• [What the task asks] The required output is a single number: how many lines of the material contain the string "immigració".
>> BEGIN
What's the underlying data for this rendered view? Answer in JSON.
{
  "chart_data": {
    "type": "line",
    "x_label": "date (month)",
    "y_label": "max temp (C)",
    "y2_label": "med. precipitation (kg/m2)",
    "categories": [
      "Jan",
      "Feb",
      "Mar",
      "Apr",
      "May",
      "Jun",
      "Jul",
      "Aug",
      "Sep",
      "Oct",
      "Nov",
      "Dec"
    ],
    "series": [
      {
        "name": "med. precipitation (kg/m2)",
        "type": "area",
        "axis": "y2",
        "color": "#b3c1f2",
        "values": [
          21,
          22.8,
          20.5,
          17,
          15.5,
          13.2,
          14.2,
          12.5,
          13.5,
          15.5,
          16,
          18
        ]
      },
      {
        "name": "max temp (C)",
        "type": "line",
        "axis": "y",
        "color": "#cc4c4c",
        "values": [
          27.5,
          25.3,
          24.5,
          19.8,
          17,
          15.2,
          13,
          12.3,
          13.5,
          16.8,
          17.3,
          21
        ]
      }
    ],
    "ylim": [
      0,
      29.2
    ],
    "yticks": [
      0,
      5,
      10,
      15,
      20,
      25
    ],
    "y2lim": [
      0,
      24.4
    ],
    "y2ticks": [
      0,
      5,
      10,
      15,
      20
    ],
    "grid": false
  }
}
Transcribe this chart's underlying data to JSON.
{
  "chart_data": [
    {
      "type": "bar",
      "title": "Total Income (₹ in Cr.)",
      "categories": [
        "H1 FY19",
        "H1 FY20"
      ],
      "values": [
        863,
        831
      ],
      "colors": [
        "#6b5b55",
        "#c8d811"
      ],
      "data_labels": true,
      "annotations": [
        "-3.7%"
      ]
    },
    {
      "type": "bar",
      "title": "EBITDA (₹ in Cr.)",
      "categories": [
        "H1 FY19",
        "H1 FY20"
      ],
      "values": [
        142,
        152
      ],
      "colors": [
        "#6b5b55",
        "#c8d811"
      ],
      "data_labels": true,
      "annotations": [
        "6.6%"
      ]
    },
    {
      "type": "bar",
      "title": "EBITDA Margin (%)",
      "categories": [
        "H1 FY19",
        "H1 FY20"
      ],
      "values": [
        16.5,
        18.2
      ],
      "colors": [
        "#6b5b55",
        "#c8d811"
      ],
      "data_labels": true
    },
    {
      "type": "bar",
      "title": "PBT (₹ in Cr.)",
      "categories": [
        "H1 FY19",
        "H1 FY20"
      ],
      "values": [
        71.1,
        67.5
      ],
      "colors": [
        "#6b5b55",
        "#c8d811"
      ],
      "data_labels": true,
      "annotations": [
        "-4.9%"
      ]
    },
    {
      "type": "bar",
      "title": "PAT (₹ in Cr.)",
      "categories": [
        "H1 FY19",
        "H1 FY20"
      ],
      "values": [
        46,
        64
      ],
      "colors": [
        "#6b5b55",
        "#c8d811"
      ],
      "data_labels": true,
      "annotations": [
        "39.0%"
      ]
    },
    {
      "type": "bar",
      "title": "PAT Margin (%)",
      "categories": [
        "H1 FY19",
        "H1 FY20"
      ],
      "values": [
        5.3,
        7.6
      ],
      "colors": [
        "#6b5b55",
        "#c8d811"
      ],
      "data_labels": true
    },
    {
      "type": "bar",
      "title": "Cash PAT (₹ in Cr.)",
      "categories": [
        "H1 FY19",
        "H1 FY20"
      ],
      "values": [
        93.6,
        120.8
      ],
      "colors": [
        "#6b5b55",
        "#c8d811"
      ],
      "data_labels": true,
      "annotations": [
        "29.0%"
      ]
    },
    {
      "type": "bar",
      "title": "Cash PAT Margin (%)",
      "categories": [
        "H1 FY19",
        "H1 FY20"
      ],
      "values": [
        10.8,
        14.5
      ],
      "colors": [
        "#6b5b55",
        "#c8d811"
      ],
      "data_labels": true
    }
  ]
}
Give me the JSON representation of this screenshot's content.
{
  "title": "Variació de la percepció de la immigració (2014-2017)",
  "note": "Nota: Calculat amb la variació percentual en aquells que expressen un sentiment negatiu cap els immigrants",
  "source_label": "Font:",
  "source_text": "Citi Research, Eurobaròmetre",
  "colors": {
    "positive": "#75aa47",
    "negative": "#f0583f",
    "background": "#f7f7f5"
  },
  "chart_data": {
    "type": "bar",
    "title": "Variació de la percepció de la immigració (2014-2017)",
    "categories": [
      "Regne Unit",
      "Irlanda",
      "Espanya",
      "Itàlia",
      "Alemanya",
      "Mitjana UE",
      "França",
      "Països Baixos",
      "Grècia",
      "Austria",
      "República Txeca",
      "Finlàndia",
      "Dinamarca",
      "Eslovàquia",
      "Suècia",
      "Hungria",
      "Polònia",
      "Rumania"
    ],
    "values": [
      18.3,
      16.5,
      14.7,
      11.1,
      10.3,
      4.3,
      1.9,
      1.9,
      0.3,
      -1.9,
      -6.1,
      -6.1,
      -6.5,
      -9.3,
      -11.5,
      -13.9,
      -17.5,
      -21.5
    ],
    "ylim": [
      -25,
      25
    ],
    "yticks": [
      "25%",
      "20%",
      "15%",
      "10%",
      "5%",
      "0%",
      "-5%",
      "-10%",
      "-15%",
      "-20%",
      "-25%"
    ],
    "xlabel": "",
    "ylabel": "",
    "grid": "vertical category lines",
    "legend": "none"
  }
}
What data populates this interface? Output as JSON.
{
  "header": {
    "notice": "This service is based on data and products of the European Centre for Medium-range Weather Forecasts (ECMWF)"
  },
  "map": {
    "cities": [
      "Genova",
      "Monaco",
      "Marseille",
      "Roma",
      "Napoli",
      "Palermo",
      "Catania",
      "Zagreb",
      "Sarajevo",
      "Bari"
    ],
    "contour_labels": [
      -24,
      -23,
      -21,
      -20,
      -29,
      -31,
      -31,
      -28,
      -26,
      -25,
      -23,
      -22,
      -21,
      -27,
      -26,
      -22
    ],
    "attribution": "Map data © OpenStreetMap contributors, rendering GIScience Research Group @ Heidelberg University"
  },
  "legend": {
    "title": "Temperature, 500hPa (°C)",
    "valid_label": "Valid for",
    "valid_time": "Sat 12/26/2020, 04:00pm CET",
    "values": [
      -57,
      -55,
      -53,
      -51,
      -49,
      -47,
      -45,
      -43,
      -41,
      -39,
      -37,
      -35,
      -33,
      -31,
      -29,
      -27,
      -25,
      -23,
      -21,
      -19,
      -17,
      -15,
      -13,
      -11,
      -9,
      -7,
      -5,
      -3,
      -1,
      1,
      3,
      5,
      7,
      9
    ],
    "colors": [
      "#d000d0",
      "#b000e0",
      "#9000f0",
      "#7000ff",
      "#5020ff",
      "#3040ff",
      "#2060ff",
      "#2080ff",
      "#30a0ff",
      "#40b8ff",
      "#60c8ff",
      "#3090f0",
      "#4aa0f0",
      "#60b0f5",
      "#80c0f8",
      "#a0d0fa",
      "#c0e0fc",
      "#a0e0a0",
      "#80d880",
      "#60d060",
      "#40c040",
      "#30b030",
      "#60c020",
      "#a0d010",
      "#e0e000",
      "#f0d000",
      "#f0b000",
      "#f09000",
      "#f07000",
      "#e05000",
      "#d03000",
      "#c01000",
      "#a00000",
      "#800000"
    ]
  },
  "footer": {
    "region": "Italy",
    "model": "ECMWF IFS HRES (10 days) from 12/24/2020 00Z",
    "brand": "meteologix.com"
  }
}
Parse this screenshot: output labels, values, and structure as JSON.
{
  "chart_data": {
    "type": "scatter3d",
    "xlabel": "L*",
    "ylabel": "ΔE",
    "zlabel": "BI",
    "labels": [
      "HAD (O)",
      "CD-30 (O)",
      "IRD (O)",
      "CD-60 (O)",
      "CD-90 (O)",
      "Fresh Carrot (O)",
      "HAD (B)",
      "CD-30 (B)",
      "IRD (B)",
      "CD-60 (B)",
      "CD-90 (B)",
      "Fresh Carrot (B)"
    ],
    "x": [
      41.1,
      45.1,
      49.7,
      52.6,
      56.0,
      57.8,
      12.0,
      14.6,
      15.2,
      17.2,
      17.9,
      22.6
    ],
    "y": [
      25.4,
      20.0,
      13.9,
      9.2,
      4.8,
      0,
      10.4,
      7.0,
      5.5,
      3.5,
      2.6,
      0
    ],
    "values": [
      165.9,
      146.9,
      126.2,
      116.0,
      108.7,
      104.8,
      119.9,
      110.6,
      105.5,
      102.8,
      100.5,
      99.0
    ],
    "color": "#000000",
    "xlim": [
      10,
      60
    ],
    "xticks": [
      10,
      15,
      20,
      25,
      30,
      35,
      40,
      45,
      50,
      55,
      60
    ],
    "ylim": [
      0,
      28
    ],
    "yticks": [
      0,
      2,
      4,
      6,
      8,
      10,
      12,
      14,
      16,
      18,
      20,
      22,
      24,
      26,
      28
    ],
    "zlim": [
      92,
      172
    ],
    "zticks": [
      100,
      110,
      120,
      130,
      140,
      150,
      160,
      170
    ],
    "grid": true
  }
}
>> END
• [Solution] 2